● **Stored rows**:
---
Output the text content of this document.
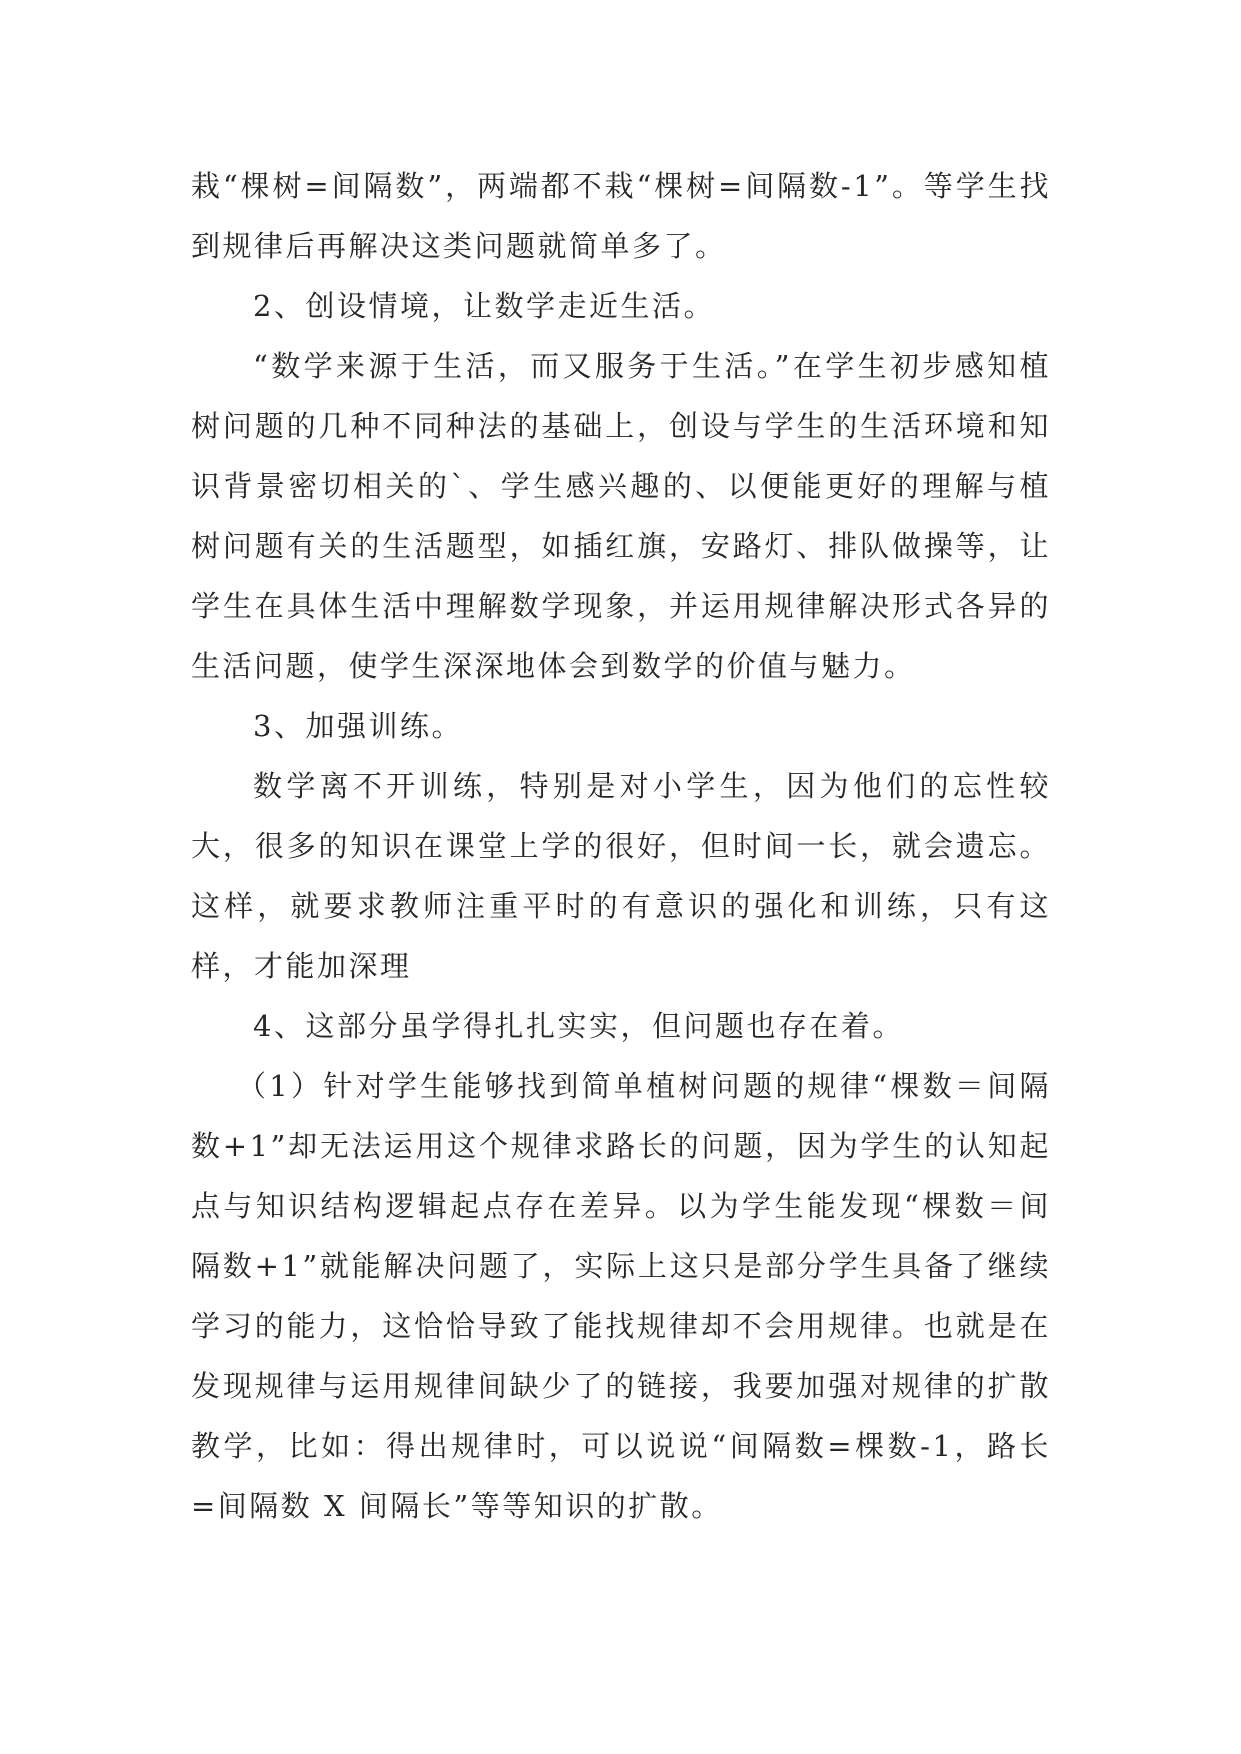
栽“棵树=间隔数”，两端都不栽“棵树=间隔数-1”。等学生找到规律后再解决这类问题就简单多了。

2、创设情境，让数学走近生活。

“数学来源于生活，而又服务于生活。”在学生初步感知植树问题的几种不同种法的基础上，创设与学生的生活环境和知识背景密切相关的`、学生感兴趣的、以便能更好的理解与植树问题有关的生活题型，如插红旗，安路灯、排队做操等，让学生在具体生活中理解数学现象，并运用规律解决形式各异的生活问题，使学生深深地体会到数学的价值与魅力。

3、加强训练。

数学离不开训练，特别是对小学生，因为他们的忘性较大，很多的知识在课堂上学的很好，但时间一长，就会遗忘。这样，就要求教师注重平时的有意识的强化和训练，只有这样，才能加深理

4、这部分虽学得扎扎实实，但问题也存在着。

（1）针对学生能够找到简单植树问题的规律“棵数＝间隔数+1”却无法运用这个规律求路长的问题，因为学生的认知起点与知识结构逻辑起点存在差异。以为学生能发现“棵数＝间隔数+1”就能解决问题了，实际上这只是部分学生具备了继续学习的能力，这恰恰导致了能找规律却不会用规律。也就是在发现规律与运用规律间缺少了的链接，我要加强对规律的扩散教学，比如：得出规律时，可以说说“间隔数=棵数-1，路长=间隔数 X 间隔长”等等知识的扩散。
---
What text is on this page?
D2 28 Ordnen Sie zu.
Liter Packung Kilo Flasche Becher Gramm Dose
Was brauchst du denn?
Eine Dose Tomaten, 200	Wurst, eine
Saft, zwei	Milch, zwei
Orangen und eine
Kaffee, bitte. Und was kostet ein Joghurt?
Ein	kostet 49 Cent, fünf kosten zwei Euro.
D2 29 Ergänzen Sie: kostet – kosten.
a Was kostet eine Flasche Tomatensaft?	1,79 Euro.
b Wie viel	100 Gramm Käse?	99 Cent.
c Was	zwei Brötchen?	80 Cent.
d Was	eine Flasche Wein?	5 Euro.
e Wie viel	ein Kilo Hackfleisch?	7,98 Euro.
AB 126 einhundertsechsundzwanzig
---
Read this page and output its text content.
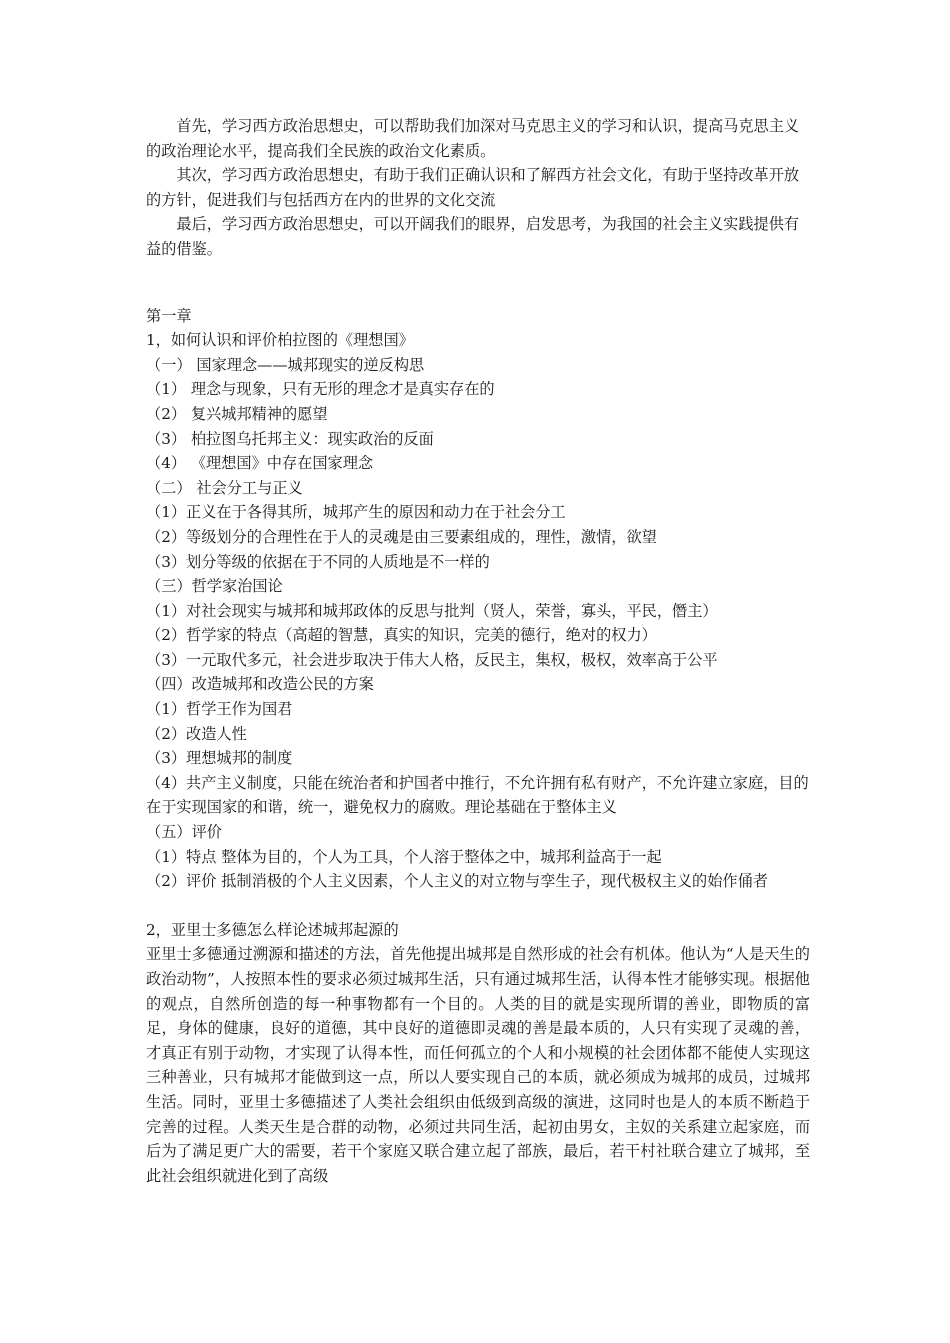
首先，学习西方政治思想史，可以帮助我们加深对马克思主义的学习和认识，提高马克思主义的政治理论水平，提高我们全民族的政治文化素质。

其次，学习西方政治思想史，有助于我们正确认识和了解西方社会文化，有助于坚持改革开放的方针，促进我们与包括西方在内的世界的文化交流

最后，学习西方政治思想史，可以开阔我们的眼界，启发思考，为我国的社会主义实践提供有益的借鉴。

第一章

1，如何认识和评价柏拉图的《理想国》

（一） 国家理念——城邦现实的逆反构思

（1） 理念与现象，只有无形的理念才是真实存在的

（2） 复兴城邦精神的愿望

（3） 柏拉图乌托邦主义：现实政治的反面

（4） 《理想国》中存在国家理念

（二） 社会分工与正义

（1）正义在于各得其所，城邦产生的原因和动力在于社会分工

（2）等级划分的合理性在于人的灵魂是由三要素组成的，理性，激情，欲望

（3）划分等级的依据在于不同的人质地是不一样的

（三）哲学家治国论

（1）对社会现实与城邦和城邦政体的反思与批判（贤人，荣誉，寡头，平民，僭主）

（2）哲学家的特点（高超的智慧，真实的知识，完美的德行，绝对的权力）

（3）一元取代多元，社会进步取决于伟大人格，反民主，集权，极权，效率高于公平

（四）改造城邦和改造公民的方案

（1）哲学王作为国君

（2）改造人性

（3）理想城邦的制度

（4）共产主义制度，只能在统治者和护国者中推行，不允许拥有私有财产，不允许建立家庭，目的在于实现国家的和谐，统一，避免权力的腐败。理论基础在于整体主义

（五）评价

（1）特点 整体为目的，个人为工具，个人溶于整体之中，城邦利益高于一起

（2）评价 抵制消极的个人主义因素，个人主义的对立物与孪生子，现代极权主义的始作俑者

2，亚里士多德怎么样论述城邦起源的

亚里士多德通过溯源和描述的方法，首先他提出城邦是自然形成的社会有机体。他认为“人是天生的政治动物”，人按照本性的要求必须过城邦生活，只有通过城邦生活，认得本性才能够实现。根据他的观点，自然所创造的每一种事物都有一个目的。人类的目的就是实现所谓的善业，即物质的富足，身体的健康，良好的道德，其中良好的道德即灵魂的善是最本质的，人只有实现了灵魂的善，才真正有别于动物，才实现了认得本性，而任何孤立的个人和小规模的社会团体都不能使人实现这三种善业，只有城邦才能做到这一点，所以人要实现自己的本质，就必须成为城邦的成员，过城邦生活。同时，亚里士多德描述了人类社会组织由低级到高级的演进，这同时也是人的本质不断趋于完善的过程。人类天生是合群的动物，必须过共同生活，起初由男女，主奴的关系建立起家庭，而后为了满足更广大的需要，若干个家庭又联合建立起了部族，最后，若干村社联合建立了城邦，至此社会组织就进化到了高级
---
● **Aim**: Check each line of the records above for "Dose", and copy those that have it.

● **Exercise output**:
Liter Packung Kilo Flasche Becher Gramm Dose
Eine Dose Tomaten, 200	Wurst, eine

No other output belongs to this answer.